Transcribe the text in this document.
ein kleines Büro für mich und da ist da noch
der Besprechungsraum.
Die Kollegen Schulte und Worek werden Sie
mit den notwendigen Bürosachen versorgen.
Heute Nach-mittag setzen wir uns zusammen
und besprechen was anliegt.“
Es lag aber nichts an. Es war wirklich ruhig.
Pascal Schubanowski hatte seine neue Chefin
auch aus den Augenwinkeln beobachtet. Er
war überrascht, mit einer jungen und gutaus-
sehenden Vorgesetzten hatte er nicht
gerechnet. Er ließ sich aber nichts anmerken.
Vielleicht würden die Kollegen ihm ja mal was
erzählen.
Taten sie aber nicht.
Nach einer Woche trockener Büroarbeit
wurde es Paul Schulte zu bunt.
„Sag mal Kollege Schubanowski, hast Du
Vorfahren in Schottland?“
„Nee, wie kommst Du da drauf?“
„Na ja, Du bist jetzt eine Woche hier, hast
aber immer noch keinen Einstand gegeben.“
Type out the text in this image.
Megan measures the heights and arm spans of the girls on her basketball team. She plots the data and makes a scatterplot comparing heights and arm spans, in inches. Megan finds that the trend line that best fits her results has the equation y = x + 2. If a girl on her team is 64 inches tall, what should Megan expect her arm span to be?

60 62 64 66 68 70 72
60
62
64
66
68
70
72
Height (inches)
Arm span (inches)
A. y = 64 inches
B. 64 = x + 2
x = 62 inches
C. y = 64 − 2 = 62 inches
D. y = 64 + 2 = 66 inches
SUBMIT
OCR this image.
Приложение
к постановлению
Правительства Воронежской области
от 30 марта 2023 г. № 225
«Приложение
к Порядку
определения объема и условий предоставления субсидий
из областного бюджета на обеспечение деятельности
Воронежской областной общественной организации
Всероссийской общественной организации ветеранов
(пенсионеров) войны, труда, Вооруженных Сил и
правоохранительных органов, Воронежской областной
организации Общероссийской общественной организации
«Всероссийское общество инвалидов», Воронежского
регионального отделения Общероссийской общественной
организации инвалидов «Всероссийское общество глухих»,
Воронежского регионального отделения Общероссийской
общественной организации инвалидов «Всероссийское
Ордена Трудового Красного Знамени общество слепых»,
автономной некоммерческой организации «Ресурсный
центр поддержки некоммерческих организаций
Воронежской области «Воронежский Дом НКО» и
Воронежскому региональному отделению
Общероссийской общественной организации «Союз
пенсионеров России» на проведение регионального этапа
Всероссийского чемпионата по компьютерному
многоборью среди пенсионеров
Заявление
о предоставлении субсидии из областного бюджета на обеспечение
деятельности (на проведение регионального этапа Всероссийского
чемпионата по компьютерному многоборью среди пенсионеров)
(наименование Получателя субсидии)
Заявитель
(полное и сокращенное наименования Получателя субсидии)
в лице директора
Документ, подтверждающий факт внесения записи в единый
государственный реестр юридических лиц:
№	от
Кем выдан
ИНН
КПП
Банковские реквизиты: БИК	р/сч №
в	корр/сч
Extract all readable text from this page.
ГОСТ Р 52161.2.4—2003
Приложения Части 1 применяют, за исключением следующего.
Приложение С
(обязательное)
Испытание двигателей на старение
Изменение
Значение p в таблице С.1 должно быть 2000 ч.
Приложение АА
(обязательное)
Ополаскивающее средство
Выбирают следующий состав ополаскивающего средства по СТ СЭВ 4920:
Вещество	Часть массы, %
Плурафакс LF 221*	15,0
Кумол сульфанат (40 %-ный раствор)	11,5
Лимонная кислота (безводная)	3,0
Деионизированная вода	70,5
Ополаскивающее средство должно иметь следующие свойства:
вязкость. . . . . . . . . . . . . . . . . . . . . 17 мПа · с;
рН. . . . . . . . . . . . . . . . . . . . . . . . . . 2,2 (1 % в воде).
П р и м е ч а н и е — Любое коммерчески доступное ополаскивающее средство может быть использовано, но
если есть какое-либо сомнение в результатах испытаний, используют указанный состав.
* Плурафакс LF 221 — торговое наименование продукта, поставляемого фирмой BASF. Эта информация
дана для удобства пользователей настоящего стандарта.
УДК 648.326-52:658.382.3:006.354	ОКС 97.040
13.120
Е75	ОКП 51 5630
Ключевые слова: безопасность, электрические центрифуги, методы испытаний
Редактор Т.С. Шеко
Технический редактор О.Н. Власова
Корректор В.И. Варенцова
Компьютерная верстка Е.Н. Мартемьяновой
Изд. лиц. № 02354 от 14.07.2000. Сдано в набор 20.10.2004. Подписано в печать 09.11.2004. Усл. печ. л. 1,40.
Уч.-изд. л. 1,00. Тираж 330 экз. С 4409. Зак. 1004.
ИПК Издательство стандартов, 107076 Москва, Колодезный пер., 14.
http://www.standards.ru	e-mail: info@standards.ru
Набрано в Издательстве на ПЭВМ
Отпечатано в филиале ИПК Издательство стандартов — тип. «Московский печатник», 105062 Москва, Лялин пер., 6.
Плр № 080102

● ● ● ●

**Task instructions**
Where does the word "Nach" appear? Return each line that holds it.

**Answer to this task**
Heute Nach-mittag setzen wir uns zusammen
Nach einer Woche trockener Büroarbeit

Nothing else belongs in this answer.